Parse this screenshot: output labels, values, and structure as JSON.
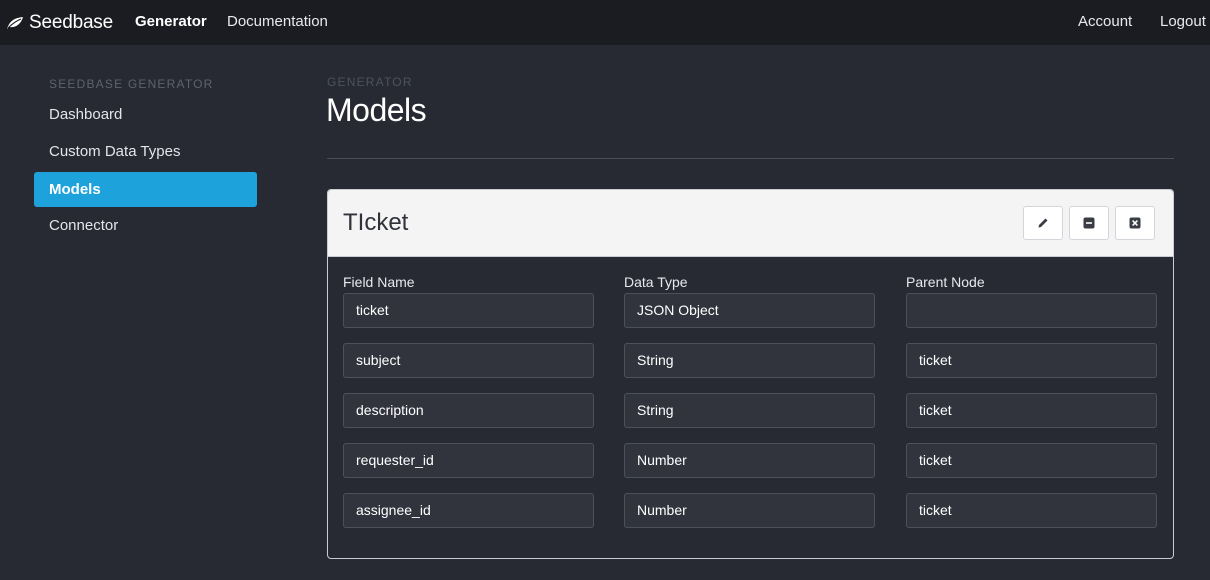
{
  "navbar": {
    "brand": "Seedbase",
    "links": {
      "generator": "Generator",
      "documentation": "Documentation"
    },
    "right": {
      "account": "Account",
      "logout": "Logout"
    }
  },
  "sidebar": {
    "heading": "SEEDBASE GENERATOR",
    "items": [
      {
        "label": "Dashboard",
        "active": false
      },
      {
        "label": "Custom Data Types",
        "active": false
      },
      {
        "label": "Models",
        "active": true
      },
      {
        "label": "Connector",
        "active": false
      }
    ]
  },
  "header": {
    "eyebrow": "GENERATOR",
    "title": "Models"
  },
  "model": {
    "name": "TIcket",
    "columns": {
      "field_name": "Field Name",
      "data_type": "Data Type",
      "parent_node": "Parent Node"
    },
    "rows": [
      {
        "field": "ticket",
        "type": "JSON Object",
        "parent": ""
      },
      {
        "field": "subject",
        "type": "String",
        "parent": "ticket"
      },
      {
        "field": "description",
        "type": "String",
        "parent": "ticket"
      },
      {
        "field": "requester_id",
        "type": "Number",
        "parent": "ticket"
      },
      {
        "field": "assignee_id",
        "type": "Number",
        "parent": "ticket"
      }
    ],
    "actions": [
      "pencil-icon",
      "minus-icon",
      "close-icon"
    ]
  },
  "colors": {
    "accent": "#1ea2dc",
    "navbar": "#1b1c21",
    "background": "#272a33"
  }
}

##############################

> _Written request_: Print each of the records above exactly as written, leaving no picture in the copy.

> _Answer to this task_:
Parse this screenshot: output labels, values, and structure as JSON.
{
  "navbar": {
    "brand": "Seedbase",
    "links": {
      "generator": "Generator",
      "documentation": "Documentation"
    },
    "right": {
      "account": "Account",
      "logout": "Logout"
    }
  },
  "sidebar": {
    "heading": "SEEDBASE GENERATOR",
    "items": [
      {
        "label": "Dashboard",
        "active": false
      },
      {
        "label": "Custom Data Types",
        "active": false
      },
      {
        "label": "Models",
        "active": true
      },
      {
        "label": "Connector",
        "active": false
      }
    ]
  },
  "header": {
    "eyebrow": "GENERATOR",
    "title": "Models"
  },
  "model": {
    "name": "TIcket",
    "columns": {
      "field_name": "Field Name",
      "data_type": "Data Type",
      "parent_node": "Parent Node"
    },
    "rows": [
      {
        "field": "ticket",
        "type": "JSON Object",
        "parent": ""
      },
      {
        "field": "subject",
        "type": "String",
        "parent": "ticket"
      },
      {
        "field": "description",
        "type": "String",
        "parent": "ticket"
      },
      {
        "field": "requester_id",
        "type": "Number",
        "parent": "ticket"
      },
      {
        "field": "assignee_id",
        "type": "Number",
        "parent": "ticket"
      }
    ],
    "actions": [
      "pencil-icon",
      "minus-icon",
      "close-icon"
    ]
  },
  "colors": {
    "accent": "#1ea2dc",
    "navbar": "#1b1c21",
    "background": "#272a33"
  }
}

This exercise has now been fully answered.